Records from a dataset:
═══
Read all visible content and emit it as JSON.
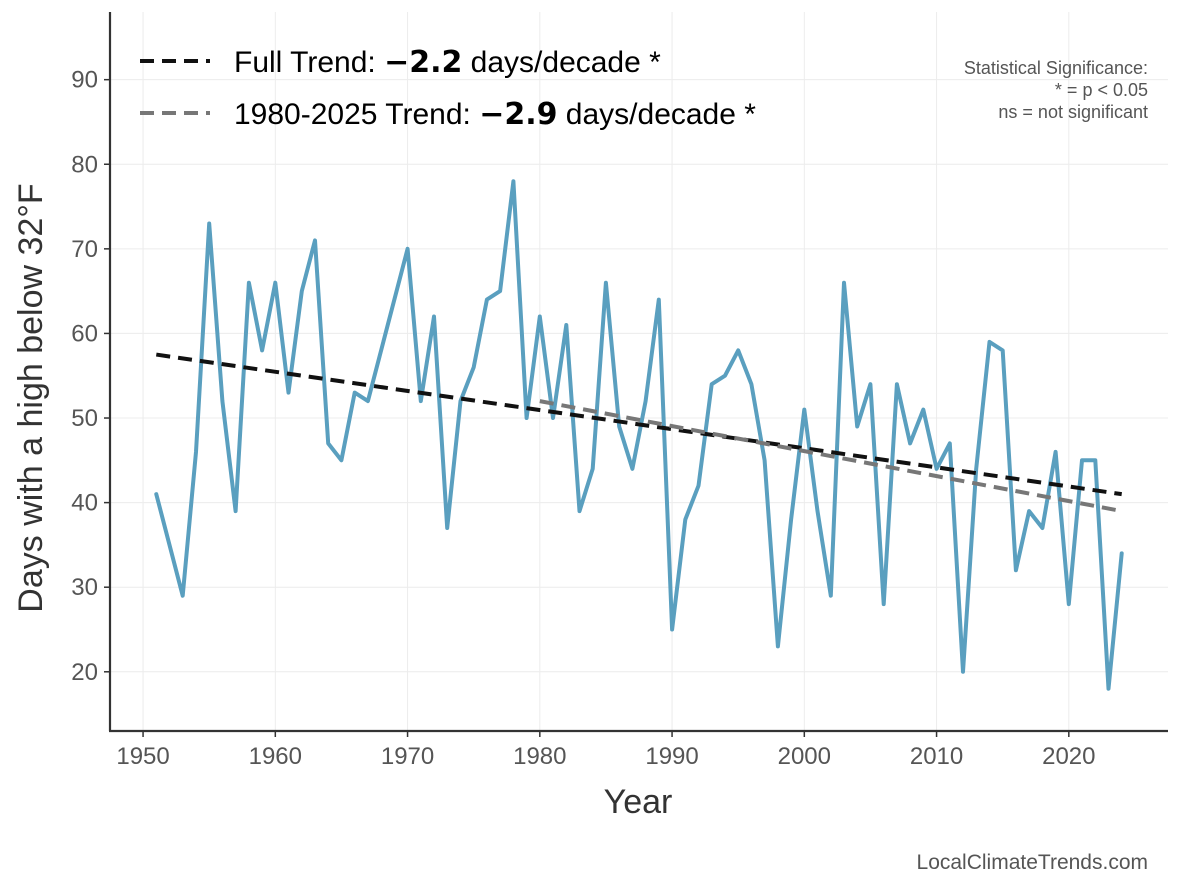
{
  "chart_data": {
    "type": "line",
    "title": "",
    "xlabel": "Year",
    "ylabel": "Days with a high below 32°F",
    "xlim": [
      1947.5,
      2027.5
    ],
    "ylim": [
      13,
      98
    ],
    "x_ticks": [
      1950,
      1960,
      1970,
      1980,
      1990,
      2000,
      2010,
      2020
    ],
    "y_ticks": [
      20,
      30,
      40,
      50,
      60,
      70,
      80,
      90
    ],
    "grid": true,
    "legend_position": "top-left",
    "series": [
      {
        "color": "#5a9fbf",
        "x": [
          1951,
          1953,
          1954,
          1955,
          1956,
          1957,
          1958,
          1959,
          1960,
          1961,
          1962,
          1963,
          1964,
          1965,
          1966,
          1967,
          1970,
          1971,
          1972,
          1973,
          1974,
          1975,
          1976,
          1977,
          1978,
          1979,
          1980,
          1981,
          1982,
          1983,
          1984,
          1985,
          1986,
          1987,
          1988,
          1989,
          1990,
          1991,
          1992,
          1993,
          1994,
          1995,
          1996,
          1997,
          1998,
          1999,
          2000,
          2001,
          2002,
          2003,
          2004,
          2005,
          2006,
          2007,
          2008,
          2009,
          2010,
          2011,
          2012,
          2013,
          2014,
          2015,
          2016,
          2017,
          2018,
          2019,
          2020,
          2021,
          2022,
          2023,
          2024
        ],
        "values": [
          41,
          29,
          46,
          73,
          52,
          39,
          66,
          58,
          66,
          53,
          65,
          71,
          47,
          45,
          53,
          52,
          70,
          52,
          62,
          37,
          52,
          56,
          64,
          65,
          78,
          50,
          62,
          50,
          61,
          39,
          44,
          66,
          49,
          44,
          52,
          64,
          25,
          38,
          42,
          54,
          55,
          58,
          54,
          45,
          23,
          38,
          51,
          39,
          29,
          66,
          49,
          54,
          28,
          54,
          47,
          51,
          44,
          47,
          20,
          44,
          59,
          58,
          32,
          39,
          37,
          46,
          28,
          45,
          45,
          18,
          34
        ]
      }
    ],
    "trend_lines": [
      {
        "label": "Full Trend: ",
        "value": "−2.2",
        "suffix": " days/decade *",
        "color": "#111111",
        "x": [
          1951,
          2024
        ],
        "y": [
          57.5,
          41.0
        ]
      },
      {
        "label": "1980-2025 Trend: ",
        "value": "−2.9",
        "suffix": " days/decade *",
        "color": "#777777",
        "x": [
          1980,
          2024
        ],
        "y": [
          52.0,
          39.0
        ]
      }
    ],
    "annotations": {
      "significance": [
        "Statistical Significance:",
        "* = p < 0.05",
        "ns = not significant"
      ],
      "source": "LocalClimateTrends.com"
    }
  }
}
═══
(Work to be completed):
Determine how many of the lines above hold the word "color", and output that number by itself.

(Solution to the problem):
3